Tarefa proposta 1 - Devolva sem alterações as linhas das entradas, tudo desde o início das entradas até a linha que contém "table-row: Количество вещества", incluindo ambas as extremidades.

Texto do documento -
§

A semana de Oração No IABC, A decadência das religiões tradicionais e o crescimento do Neopentecostalismo
No
ano de 1991, aconteceu uma semana de oração
no IABC, da qual muitos que ali estavam devem se lembrar, embora, tenho
percebido em conversas recentes que muitos escolheram apagar da memória os
acontecimentos desagradáveis. As lembranças são confusas, mas uma coisa
continua clara em minha mente: o fato de que teve um concurso de oratória e que
houve uma bagunça tremenda na semana de oração. Do concurso de oratória pouca
coisa sobrou, da confusão, restam nomes confusos, e uma memória fragmentada.
Olhando para trás, vejo que as histórias que vivi não estavam apenas ligadas a
situação vivida pela Igreja Adventista do Sétimo dia, mas também, aos
acontecimentos que ligavam as grandes religiões.
A
semana de oração era pra ser um grande momento de reavivamento[1].
Um pastor que veio de fora, tinha a responsabilidade de nos guiar a todos ao
que se chamava de reencontro com Deus, e a movimentação dos alunos do internato
e do externato, a expectativa causada para aquela semana, parecia já dias antes
mostrar que seria uma semana diferente. Do lado externo a Igreja Adventista
acontecia grandes escândalos evangélicos tanto dentro quanto fora do Brasil[2].
Nos estados Unidos, houve um grande escândalo que abalou todo o meio
evangélico, e do qual a Igreja Adventista tentava se descolar. Apesar do
momento requerer o fortalecimento da fé, e era este o plano da Igreja com o
aumento das chamadas semanas de Orações, quase nenhum aluno interno tinha
acesso a informações. Chegava apenas um jornal externo, “O popular” , e algumas
revistas, sendo a principal a “Veja”. Em um ambiente onde quase tudo era
censurado, mesmo na biblioteca, alguns livros simplesmente saiam da prateleira
por serem considerados não apropriados.

§

Tarefa proposta 2 - No relato sobre a semana de oração no IABC, reescreva tudo desde "A semana de Oração No" até "momento de reavivamento[1].", trocando "concurso de oratória" por "concurso de redação".

Entradas do conjunto -
§

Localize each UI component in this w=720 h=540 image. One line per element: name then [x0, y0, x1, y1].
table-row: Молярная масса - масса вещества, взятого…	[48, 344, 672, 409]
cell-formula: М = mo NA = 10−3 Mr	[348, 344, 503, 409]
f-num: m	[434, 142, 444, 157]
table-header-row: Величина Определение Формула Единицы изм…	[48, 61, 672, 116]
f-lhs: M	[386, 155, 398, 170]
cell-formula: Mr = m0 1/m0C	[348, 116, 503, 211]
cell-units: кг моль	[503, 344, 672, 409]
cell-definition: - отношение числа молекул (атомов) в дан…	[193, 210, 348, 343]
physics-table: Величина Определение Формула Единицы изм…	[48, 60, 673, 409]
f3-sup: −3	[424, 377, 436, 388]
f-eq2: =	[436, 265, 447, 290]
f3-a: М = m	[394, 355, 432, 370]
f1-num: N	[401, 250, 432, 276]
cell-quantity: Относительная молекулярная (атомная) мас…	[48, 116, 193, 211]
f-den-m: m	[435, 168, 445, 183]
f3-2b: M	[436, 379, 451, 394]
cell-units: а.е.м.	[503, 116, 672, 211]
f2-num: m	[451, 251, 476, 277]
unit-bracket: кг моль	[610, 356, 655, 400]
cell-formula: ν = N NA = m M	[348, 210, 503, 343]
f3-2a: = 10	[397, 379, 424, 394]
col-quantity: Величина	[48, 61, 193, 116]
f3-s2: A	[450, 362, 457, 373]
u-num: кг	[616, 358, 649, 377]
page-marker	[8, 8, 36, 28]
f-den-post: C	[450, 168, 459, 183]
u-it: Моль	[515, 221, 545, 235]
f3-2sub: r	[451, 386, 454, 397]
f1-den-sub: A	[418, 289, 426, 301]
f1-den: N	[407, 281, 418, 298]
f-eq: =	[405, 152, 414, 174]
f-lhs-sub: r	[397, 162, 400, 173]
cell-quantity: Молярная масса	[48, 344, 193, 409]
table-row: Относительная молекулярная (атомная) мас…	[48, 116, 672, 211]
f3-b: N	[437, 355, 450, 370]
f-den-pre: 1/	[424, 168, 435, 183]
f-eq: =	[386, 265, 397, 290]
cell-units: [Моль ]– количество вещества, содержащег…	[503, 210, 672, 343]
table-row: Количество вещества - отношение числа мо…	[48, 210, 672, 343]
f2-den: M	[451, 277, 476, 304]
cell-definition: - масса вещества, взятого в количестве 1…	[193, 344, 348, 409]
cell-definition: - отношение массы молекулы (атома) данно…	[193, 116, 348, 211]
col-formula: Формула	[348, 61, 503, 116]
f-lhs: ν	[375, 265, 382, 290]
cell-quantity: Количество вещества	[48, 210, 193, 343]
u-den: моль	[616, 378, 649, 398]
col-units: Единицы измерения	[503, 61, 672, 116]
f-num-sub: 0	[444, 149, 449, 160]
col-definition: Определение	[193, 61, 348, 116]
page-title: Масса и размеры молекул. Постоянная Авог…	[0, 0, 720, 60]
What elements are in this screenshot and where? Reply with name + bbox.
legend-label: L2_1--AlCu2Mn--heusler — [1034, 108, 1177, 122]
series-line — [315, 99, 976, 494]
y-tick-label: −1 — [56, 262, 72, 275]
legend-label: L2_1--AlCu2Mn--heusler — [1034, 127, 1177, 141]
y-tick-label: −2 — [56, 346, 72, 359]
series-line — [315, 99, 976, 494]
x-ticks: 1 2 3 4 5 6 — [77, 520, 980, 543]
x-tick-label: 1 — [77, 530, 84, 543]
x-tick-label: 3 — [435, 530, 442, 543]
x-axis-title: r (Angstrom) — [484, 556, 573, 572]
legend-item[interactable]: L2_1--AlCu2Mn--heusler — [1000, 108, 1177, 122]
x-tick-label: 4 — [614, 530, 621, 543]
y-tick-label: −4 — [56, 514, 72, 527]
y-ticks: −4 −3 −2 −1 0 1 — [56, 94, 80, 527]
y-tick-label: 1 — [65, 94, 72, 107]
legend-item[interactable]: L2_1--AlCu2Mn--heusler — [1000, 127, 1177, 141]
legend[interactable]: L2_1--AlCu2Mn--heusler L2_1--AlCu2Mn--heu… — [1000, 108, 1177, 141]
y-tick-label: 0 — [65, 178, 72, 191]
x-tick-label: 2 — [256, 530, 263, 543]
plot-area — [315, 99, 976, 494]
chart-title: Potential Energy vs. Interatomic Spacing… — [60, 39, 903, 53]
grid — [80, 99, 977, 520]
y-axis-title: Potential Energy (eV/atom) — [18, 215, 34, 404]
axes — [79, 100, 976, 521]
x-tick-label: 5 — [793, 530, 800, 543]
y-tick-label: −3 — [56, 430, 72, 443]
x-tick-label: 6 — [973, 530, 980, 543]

§

Resposta correta 1 -
Localize each UI component in this w=720 h=540 image. One line per element: name then [x0, y0, x1, y1].
table-row: Молярная масса - масса вещества, взятого…	[48, 344, 672, 409]
cell-formula: М = mo NA = 10−3 Mr	[348, 344, 503, 409]
f-num: m	[434, 142, 444, 157]
table-header-row: Величина Определение Формула Единицы изм…	[48, 61, 672, 116]
f-lhs: M	[386, 155, 398, 170]
cell-formula: Mr = m0 1/m0C	[348, 116, 503, 211]
cell-units: кг моль	[503, 344, 672, 409]
cell-definition: - отношение числа молекул (атомов) в дан…	[193, 210, 348, 343]
physics-table: Величина Определение Формула Единицы изм…	[48, 60, 673, 409]
f3-sup: −3	[424, 377, 436, 388]
f-eq2: =	[436, 265, 447, 290]
f3-a: М = m	[394, 355, 432, 370]
f1-num: N	[401, 250, 432, 276]
cell-quantity: Относительная молекулярная (атомная) мас…	[48, 116, 193, 211]
f-den-m: m	[435, 168, 445, 183]
f3-2b: M	[436, 379, 451, 394]
cell-units: а.е.м.	[503, 116, 672, 211]
f2-num: m	[451, 251, 476, 277]
unit-bracket: кг моль	[610, 356, 655, 400]
cell-formula: ν = N NA = m M	[348, 210, 503, 343]
f3-2a: = 10	[397, 379, 424, 394]
col-quantity: Величина	[48, 61, 193, 116]
f3-s2: A	[450, 362, 457, 373]
u-num: кг	[616, 358, 649, 377]
page-marker	[8, 8, 36, 28]
f-den-post: C	[450, 168, 459, 183]
u-it: Моль	[515, 221, 545, 235]
f3-2sub: r	[451, 386, 454, 397]
f1-den-sub: A	[418, 289, 426, 301]
f1-den: N	[407, 281, 418, 298]
f-eq: =	[405, 152, 414, 174]
f-lhs-sub: r	[397, 162, 400, 173]
cell-quantity: Молярная масса	[48, 344, 193, 409]
table-row: Относительная молекулярная (атомная) мас…	[48, 116, 672, 211]
f3-b: N	[437, 355, 450, 370]
f-den-pre: 1/	[424, 168, 435, 183]
f-eq: =	[386, 265, 397, 290]
cell-units: [Моль ]– количество вещества, содержащег…	[503, 210, 672, 343]
table-row: Количество вещества - отношение числа мо…	[48, 210, 672, 343]

Resposta correta 2 -
A semana de Oração No IABC, A decadência das religiões tradicionais e o crescimento do Neopentecostalismo
No
ano de 1991, aconteceu uma semana de oração
no IABC, da qual muitos que ali estavam devem se lembrar, embora, tenho
percebido em conversas recentes que muitos escolheram apagar da memória os
acontecimentos desagradáveis. As lembranças são confusas, mas uma coisa
continua clara em minha mente: o fato de que teve um concurso de redação e que
houve uma bagunça tremenda na semana de oração. Do concurso de redação pouca
coisa sobrou, da confusão, restam nomes confusos, e uma memória fragmentada.
Olhando para trás, vejo que as histórias que vivi não estavam apenas ligadas a
situação vivida pela Igreja Adventista do Sétimo dia, mas também, aos
acontecimentos que ligavam as grandes religiões.
A
semana de oração era pra ser um grande momento de reavivamento[1].